INSTRUCTIONS FOR THE TASK: Reproduce every entry exactly and leave its pictures out.

RECORD EXTRACTS:
>> begin

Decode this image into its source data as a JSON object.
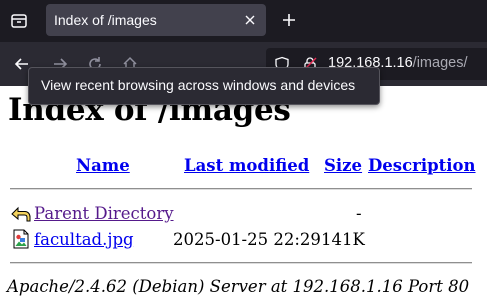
{
  "browser": {
    "tab_title": "Index of /images",
    "url_host": "192.168.1.16",
    "url_path": "/images/",
    "tooltip": "View recent browsing across windows and devices"
  },
  "page": {
    "title": "Index of /images",
    "columns": {
      "name": "Name",
      "last_modified": "Last modified",
      "size": "Size",
      "description": "Description"
    },
    "rows": [
      {
        "name": "Parent Directory",
        "last_modified": "",
        "size": "-",
        "description": "",
        "icon": "back-arrow-icon",
        "link_color": "#551a8b"
      },
      {
        "name": "facultad.jpg",
        "last_modified": "2025-01-25 22:29",
        "size": "141K",
        "description": "",
        "icon": "image-file-icon",
        "link_color": "#0000ee"
      }
    ],
    "footer": "Apache/2.4.62 (Debian) Server at 192.168.1.16 Port 80"
  }
}
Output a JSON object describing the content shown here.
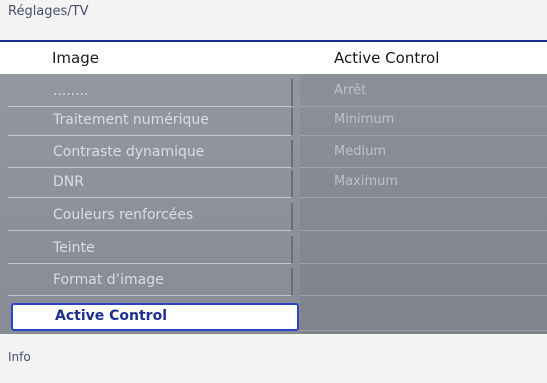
{
  "breadcrumb": "Réglages/TV",
  "header": {
    "left_title": "Image",
    "right_title": "Active Control"
  },
  "menu": {
    "items": [
      {
        "label": "........"
      },
      {
        "label": "Traitement numérique"
      },
      {
        "label": "Contraste dynamique"
      },
      {
        "label": "DNR"
      },
      {
        "label": "Couleurs renforcées"
      },
      {
        "label": "Teinte"
      },
      {
        "label": "Format d’image"
      },
      {
        "label": "Active Control"
      }
    ],
    "selected_index": 7
  },
  "options": {
    "items": [
      {
        "label": "Arrêt"
      },
      {
        "label": "Minimum"
      },
      {
        "label": "Medium"
      },
      {
        "label": "Maximum"
      }
    ]
  },
  "footer": {
    "label": "Info"
  },
  "colors": {
    "accent": "#2b44c8",
    "selected_text": "#1b2f8f",
    "panel_bg": "#8b8f97"
  }
}
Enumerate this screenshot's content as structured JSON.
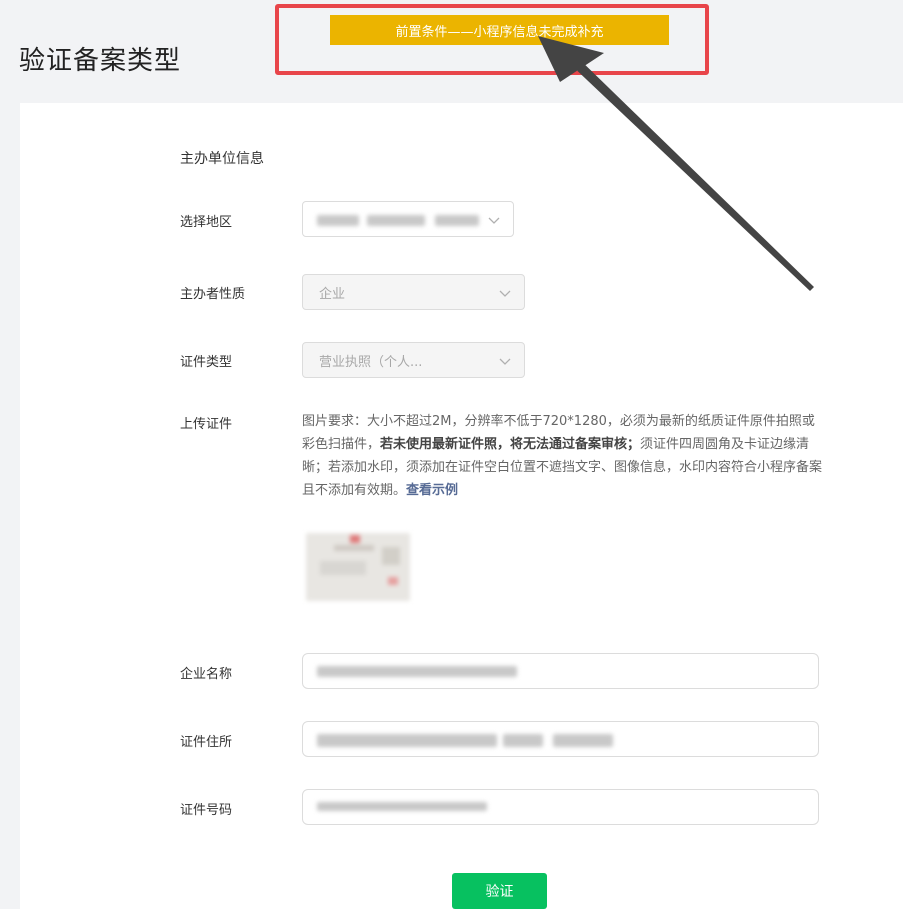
{
  "page_title": "验证备案类型",
  "notice": {
    "text": "前置条件——小程序信息未完成补充",
    "frame_color": "#e8454a",
    "banner_color": "#ebb400",
    "arrow_color": "#444444"
  },
  "section_title": "主办单位信息",
  "fields": {
    "region": {
      "label": "选择地区"
    },
    "organizer_nature": {
      "label": "主办者性质",
      "value": "企业"
    },
    "cert_type": {
      "label": "证件类型",
      "value": "营业执照（个人..."
    },
    "upload": {
      "label": "上传证件",
      "help_1": "图片要求：大小不超过2M，分辨率不低于720*1280，必须为最新的纸质证件原件拍照或彩色扫描件，",
      "help_bold_1": "若未使用最新证件照，将无法通过备案审核；",
      "help_2": "须证件四周圆角及卡证边缘清晰；若添加水印，须添加在证件空白位置不遮挡文字、图像信息，水印内容符合小程序备案且不添加有效期。",
      "help_link": "查看示例"
    },
    "company_name": {
      "label": "企业名称"
    },
    "cert_address": {
      "label": "证件住所"
    },
    "cert_number": {
      "label": "证件号码"
    }
  },
  "icons": {
    "chevron": "chevron-down-icon"
  },
  "verify_button": "验证",
  "accent_color": "#07c160"
}
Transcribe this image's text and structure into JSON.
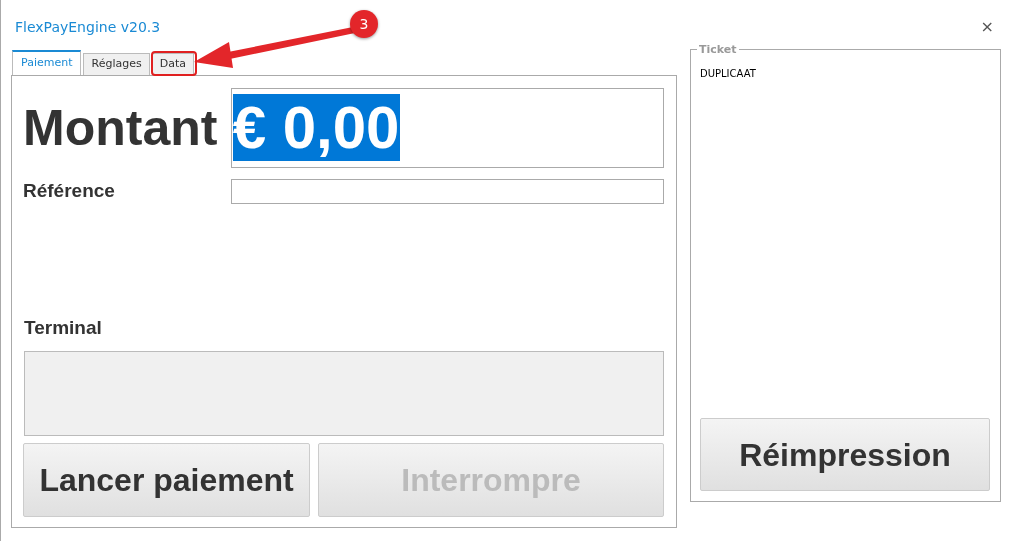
{
  "window": {
    "title": "FlexPayEngine v20.3",
    "close": "×"
  },
  "tabs": [
    {
      "label": "Paiement",
      "selected": true,
      "highlighted": false
    },
    {
      "label": "Réglages",
      "selected": false,
      "highlighted": false
    },
    {
      "label": "Data",
      "selected": false,
      "highlighted": true
    }
  ],
  "payment": {
    "amount_label": "Montant",
    "amount_value": "€ 0,00",
    "amount_selected": true,
    "reference_label": "Référence",
    "terminal_label": "Terminal"
  },
  "buttons": [
    {
      "label": "Lancer paiement",
      "disabled": false
    },
    {
      "label": "Interrompre",
      "disabled": true
    }
  ],
  "ticket": {
    "legend": "Ticket",
    "lines": [
      "DUPLICAAT"
    ],
    "button": {
      "label": "Réimpression",
      "disabled": false
    }
  },
  "annotation": {
    "badge": "3"
  }
}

>> end

FULL RESPONSE:
Decode this image into its source data as a JSON object.
{
  "browser": {
    "tab_title": "Index of /images",
    "url_host": "192.168.1.16",
    "url_path": "/images/",
    "tooltip": "View recent browsing across windows and devices"
  },
  "page": {
    "title": "Index of /images",
    "columns": {
      "name": "Name",
      "last_modified": "Last modified",
      "size": "Size",
      "description": "Description"
    },
    "rows": [
      {
        "name": "Parent Directory",
        "last_modified": "",
        "size": "-",
        "description": "",
        "icon": "back-arrow-icon",
        "link_color": "#551a8b"
      },
      {
        "name": "facultad.jpg",
        "last_modified": "2025-01-25 22:29",
        "size": "141K",
        "description": "",
        "icon": "image-file-icon",
        "link_color": "#0000ee"
      }
    ],
    "footer": "Apache/2.4.62 (Debian) Server at 192.168.1.16 Port 80"
  }
}
Output a JSON object describing the content shown here.
{
  "breadcrumb": "Réglages/TV",
  "header": {
    "left_title": "Image",
    "right_title": "Active Control"
  },
  "menu": {
    "items": [
      {
        "label": "........"
      },
      {
        "label": "Traitement numérique"
      },
      {
        "label": "Contraste dynamique"
      },
      {
        "label": "DNR"
      },
      {
        "label": "Couleurs renforcées"
      },
      {
        "label": "Teinte"
      },
      {
        "label": "Format d’image"
      },
      {
        "label": "Active Control"
      }
    ],
    "selected_index": 7
  },
  "options": {
    "items": [
      {
        "label": "Arrêt"
      },
      {
        "label": "Minimum"
      },
      {
        "label": "Medium"
      },
      {
        "label": "Maximum"
      }
    ]
  },
  "footer": {
    "label": "Info"
  },
  "colors": {
    "accent": "#2b44c8",
    "selected_text": "#1b2f8f",
    "panel_bg": "#8b8f97"
  }
}
Enumerate this screenshot's content as structured JSON.
{
  "page_title": "验证备案类型",
  "notice": {
    "text": "前置条件——小程序信息未完成补充",
    "frame_color": "#e8454a",
    "banner_color": "#ebb400",
    "arrow_color": "#444444"
  },
  "section_title": "主办单位信息",
  "fields": {
    "region": {
      "label": "选择地区"
    },
    "organizer_nature": {
      "label": "主办者性质",
      "value": "企业"
    },
    "cert_type": {
      "label": "证件类型",
      "value": "营业执照（个人..."
    },
    "upload": {
      "label": "上传证件",
      "help_1": "图片要求：大小不超过2M，分辨率不低于720*1280，必须为最新的纸质证件原件拍照或彩色扫描件，",
      "help_bold_1": "若未使用最新证件照，将无法通过备案审核；",
      "help_2": "须证件四周圆角及卡证边缘清晰；若添加水印，须添加在证件空白位置不遮挡文字、图像信息，水印内容符合小程序备案且不添加有效期。",
      "help_link": "查看示例"
    },
    "company_name": {
      "label": "企业名称"
    },
    "cert_address": {
      "label": "证件住所"
    },
    "cert_number": {
      "label": "证件号码"
    }
  },
  "icons": {
    "chevron": "chevron-down-icon"
  },
  "verify_button": "验证",
  "accent_color": "#07c160"
}
Transcribe this image's text and structure into JSON.
{
  "window": {
    "title": "FlexPayEngine v20.3",
    "close": "×"
  },
  "tabs": [
    {
      "label": "Paiement",
      "selected": true,
      "highlighted": false
    },
    {
      "label": "Réglages",
      "selected": false,
      "highlighted": false
    },
    {
      "label": "Data",
      "selected": false,
      "highlighted": true
    }
  ],
  "payment": {
    "amount_label": "Montant",
    "amount_value": "€ 0,00",
    "amount_selected": true,
    "reference_label": "Référence",
    "terminal_label": "Terminal"
  },
  "buttons": [
    {
      "label": "Lancer paiement",
      "disabled": false
    },
    {
      "label": "Interrompre",
      "disabled": true
    }
  ],
  "ticket": {
    "legend": "Ticket",
    "lines": [
      "DUPLICAAT"
    ],
    "button": {
      "label": "Réimpression",
      "disabled": false
    }
  },
  "annotation": {
    "badge": "3"
  }
}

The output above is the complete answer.